▶ WORK REQUIRED
What is the number of lines holding the word "Baserate"? Write that number and nothing else.

[Stored dataset items]
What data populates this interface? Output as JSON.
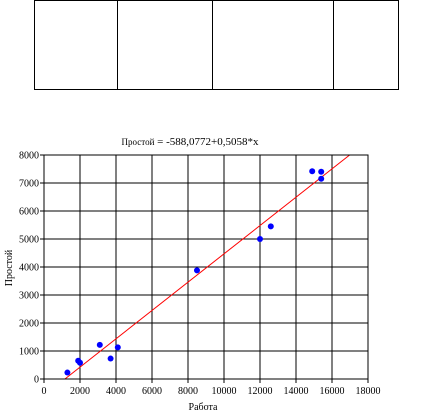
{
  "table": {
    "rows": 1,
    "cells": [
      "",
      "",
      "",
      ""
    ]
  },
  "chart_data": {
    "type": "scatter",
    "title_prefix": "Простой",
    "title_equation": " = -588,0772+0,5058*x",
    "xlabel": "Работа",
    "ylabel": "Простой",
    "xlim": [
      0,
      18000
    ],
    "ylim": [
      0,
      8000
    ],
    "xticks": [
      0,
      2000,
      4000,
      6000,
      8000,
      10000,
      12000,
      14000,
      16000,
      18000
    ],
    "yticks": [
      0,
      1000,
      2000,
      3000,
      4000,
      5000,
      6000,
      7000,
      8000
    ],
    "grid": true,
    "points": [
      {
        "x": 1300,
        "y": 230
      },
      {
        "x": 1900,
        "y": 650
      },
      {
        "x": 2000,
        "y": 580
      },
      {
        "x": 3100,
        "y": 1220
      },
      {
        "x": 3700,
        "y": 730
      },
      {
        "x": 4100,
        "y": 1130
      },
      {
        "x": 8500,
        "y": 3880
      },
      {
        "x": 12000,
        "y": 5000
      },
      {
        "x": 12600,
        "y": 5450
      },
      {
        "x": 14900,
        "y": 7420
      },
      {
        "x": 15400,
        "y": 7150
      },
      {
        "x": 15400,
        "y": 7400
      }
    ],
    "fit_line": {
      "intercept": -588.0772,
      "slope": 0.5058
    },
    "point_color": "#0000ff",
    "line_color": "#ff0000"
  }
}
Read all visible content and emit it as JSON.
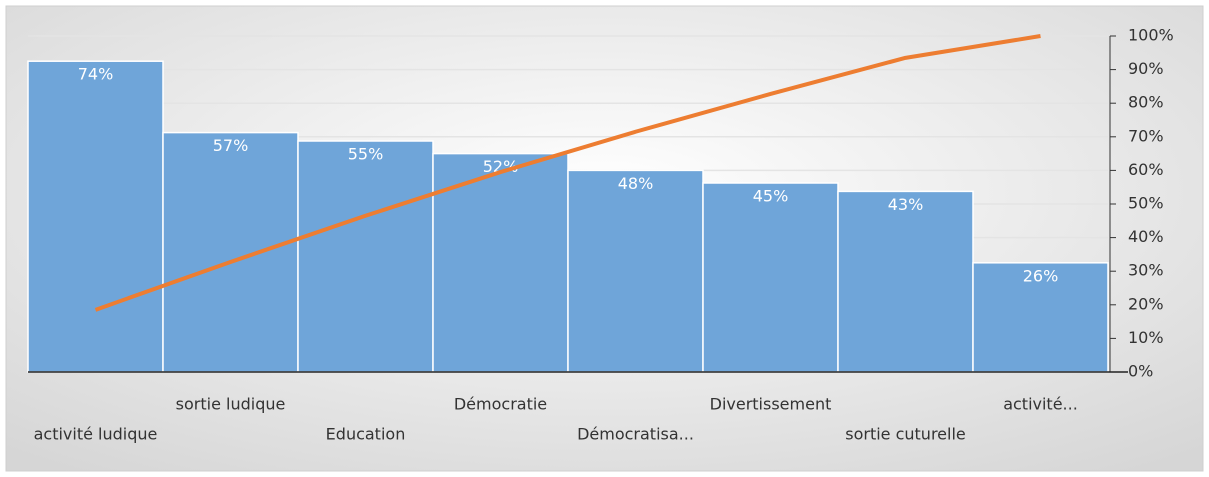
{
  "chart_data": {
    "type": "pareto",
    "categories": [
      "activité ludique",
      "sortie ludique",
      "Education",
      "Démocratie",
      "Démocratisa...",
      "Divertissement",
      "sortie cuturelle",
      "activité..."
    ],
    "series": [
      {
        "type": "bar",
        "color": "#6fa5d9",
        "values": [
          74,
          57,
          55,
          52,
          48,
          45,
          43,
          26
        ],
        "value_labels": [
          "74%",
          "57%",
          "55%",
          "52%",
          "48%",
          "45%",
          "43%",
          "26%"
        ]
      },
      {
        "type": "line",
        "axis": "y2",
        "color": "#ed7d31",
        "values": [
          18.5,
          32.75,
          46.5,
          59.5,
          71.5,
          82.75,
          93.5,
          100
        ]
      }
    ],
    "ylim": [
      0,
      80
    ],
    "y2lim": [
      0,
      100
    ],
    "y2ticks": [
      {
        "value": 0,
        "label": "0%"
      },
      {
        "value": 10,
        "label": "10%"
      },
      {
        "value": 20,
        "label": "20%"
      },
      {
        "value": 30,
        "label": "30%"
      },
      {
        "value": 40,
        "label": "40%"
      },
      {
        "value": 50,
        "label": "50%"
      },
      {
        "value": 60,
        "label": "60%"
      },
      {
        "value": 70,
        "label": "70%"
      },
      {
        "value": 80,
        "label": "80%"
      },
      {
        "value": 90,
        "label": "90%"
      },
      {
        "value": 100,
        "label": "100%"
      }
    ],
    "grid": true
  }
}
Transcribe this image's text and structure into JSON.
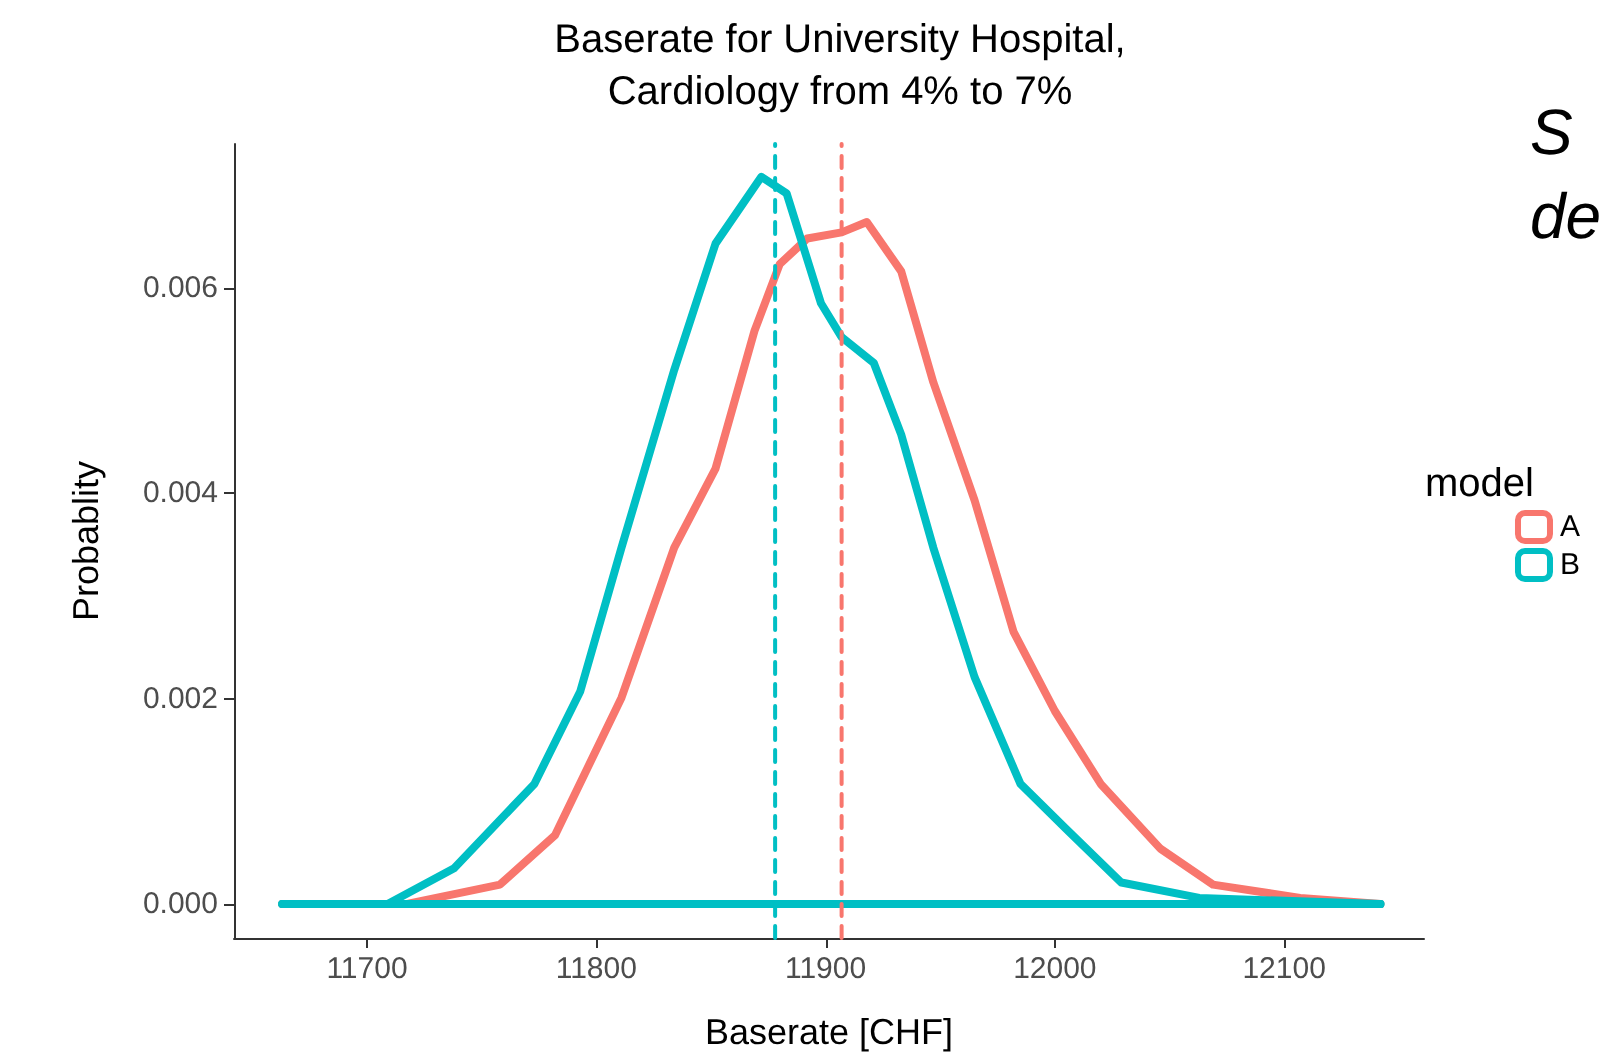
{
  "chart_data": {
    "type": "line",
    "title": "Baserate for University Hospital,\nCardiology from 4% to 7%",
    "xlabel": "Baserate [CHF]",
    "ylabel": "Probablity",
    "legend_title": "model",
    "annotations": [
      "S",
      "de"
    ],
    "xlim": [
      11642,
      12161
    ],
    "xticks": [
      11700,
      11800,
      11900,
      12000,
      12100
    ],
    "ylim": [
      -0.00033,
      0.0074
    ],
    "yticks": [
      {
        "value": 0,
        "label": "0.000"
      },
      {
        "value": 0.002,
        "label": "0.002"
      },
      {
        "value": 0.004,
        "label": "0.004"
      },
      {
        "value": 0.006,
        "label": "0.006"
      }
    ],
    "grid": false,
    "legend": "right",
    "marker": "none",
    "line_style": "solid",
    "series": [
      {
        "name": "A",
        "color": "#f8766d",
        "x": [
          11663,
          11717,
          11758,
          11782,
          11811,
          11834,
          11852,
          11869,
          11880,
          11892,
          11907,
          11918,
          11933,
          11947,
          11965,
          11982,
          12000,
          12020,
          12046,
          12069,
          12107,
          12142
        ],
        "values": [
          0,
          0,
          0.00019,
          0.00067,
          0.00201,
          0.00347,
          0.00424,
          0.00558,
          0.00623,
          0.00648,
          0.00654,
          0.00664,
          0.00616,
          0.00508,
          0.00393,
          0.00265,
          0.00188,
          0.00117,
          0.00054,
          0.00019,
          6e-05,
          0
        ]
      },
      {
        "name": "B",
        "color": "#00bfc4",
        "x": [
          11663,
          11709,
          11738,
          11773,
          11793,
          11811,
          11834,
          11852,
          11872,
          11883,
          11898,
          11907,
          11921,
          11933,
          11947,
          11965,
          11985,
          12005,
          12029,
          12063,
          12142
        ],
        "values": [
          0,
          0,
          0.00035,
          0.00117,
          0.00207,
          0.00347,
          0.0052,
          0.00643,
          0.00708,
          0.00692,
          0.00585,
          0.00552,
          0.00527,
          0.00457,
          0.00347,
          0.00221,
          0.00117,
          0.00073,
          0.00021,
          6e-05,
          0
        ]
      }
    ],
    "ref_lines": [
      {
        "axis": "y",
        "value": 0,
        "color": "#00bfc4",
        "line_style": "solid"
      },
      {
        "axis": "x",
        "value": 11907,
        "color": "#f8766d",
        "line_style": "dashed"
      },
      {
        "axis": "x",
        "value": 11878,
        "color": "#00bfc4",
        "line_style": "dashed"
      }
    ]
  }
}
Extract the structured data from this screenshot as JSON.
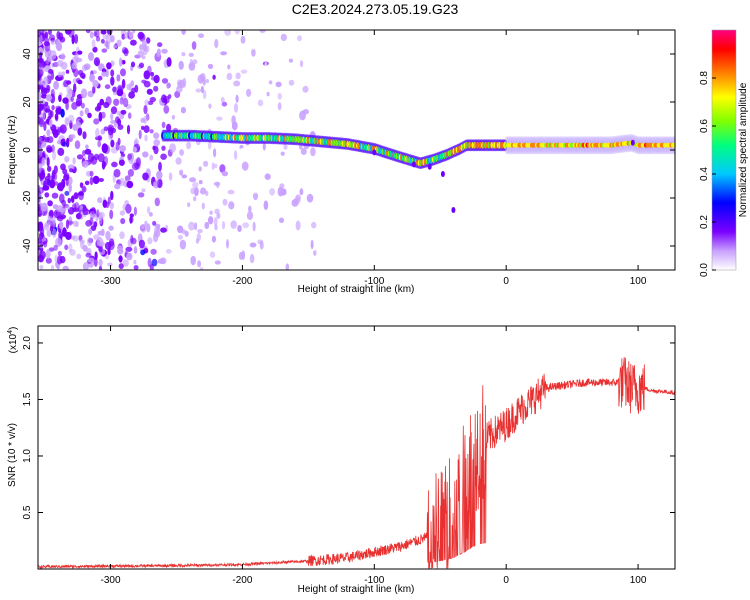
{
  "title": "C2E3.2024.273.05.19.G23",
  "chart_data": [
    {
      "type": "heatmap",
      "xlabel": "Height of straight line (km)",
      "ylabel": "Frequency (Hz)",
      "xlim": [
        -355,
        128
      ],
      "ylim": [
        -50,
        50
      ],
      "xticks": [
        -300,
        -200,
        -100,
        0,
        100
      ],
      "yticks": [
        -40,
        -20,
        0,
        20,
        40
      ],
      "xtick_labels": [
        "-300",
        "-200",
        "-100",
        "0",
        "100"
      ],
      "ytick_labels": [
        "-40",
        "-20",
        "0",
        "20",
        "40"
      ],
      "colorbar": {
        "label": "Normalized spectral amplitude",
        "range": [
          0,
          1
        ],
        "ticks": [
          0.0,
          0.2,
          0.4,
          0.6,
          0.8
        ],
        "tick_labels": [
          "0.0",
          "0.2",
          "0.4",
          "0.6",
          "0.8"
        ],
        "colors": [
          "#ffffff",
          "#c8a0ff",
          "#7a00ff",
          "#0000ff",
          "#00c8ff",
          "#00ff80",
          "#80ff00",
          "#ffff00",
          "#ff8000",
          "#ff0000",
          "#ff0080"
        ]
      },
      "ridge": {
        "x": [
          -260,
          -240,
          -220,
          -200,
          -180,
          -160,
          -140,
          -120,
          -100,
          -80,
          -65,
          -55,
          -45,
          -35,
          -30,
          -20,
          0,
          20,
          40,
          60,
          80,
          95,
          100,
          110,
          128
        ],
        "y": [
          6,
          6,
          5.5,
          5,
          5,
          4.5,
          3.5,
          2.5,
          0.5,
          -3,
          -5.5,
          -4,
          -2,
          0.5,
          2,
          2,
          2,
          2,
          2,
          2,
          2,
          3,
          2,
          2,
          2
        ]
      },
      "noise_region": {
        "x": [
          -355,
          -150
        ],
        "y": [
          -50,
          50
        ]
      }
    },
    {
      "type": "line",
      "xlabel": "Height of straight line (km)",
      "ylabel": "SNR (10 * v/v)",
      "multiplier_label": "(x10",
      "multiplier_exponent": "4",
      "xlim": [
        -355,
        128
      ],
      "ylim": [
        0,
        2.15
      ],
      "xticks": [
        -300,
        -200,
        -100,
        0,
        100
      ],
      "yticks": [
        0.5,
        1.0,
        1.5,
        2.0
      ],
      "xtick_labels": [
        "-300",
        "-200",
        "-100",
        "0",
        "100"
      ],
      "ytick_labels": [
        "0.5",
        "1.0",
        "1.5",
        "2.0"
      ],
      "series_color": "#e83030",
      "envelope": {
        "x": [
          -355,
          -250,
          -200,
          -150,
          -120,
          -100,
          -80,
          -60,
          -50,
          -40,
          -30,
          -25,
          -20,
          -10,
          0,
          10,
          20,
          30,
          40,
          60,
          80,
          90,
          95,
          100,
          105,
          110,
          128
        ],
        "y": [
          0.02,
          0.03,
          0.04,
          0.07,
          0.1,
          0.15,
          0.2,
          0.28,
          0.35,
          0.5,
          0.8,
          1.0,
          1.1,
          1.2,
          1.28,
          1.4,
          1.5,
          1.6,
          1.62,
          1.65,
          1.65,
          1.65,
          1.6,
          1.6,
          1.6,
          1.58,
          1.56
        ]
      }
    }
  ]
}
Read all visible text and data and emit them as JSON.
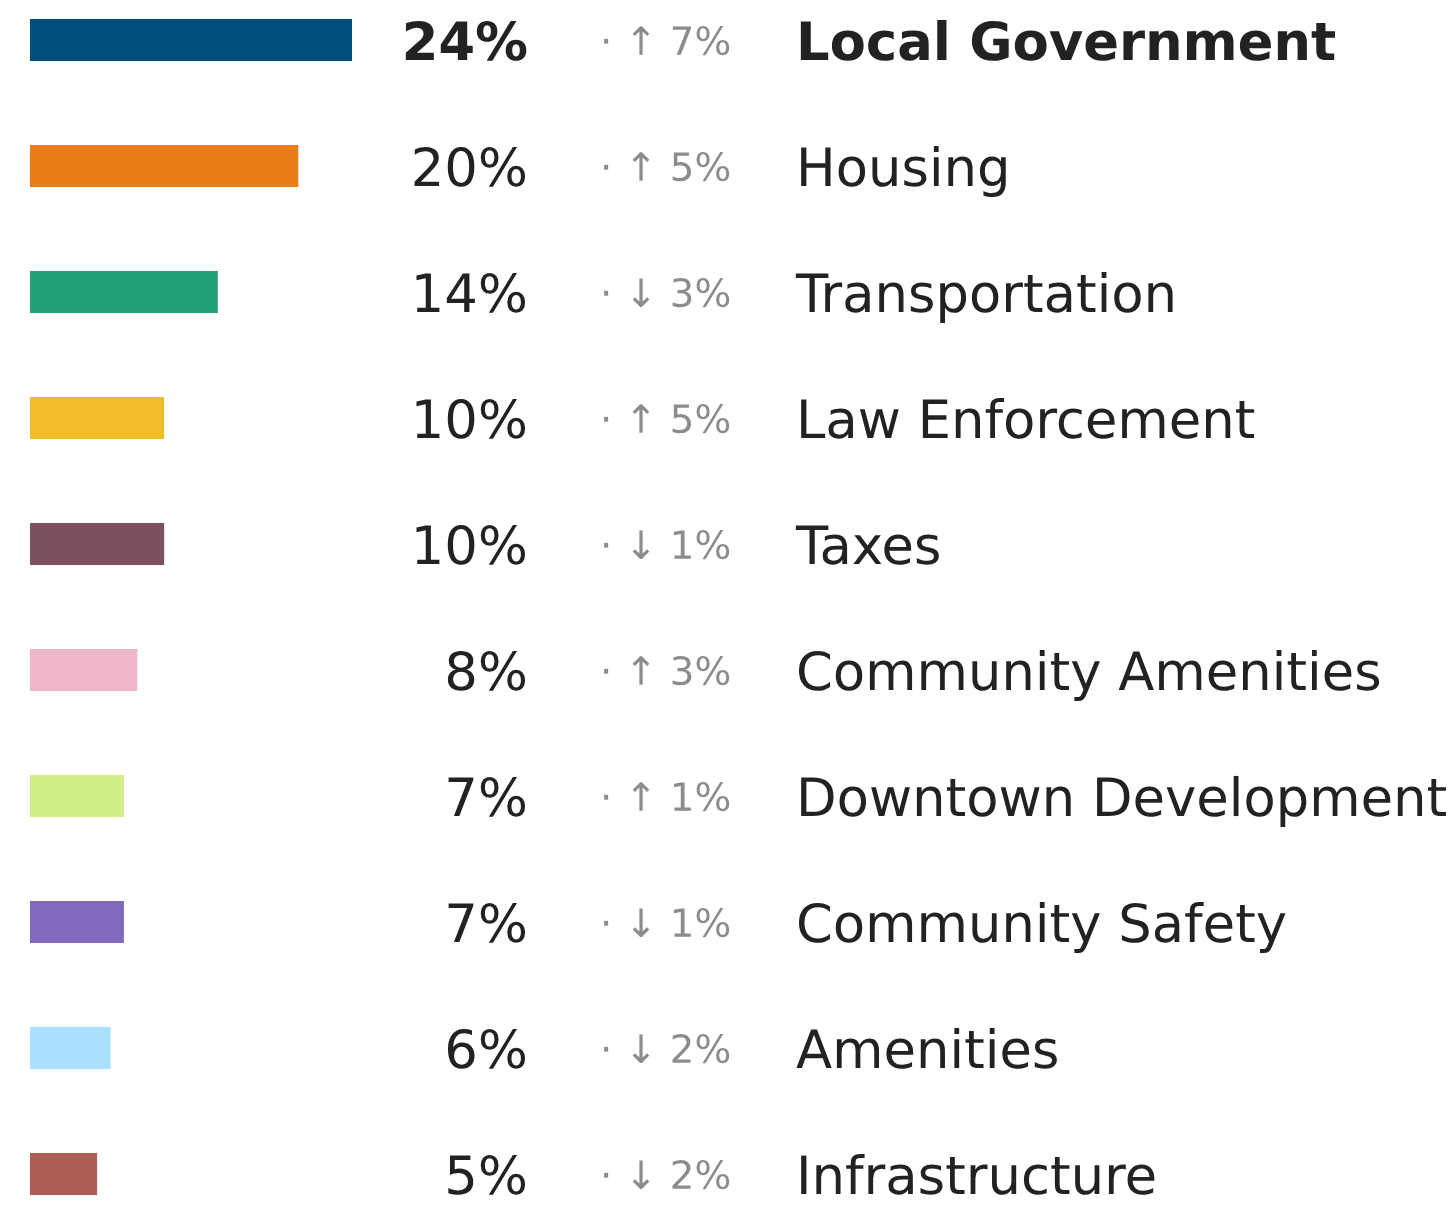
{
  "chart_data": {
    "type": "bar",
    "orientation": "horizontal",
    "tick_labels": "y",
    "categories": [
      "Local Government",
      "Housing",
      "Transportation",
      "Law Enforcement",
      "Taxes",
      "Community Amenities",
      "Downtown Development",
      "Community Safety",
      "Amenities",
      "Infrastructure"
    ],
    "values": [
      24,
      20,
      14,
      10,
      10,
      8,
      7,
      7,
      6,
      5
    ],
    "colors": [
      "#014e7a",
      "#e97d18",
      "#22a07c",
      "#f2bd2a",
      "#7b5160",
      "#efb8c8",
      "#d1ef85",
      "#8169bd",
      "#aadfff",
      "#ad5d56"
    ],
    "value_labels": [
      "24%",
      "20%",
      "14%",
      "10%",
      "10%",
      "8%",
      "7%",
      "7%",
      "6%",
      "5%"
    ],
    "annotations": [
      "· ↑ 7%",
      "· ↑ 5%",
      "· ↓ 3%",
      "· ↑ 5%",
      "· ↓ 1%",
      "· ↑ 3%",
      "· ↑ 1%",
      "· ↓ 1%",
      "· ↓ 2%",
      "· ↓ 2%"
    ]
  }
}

▶ IN RESPONSE
2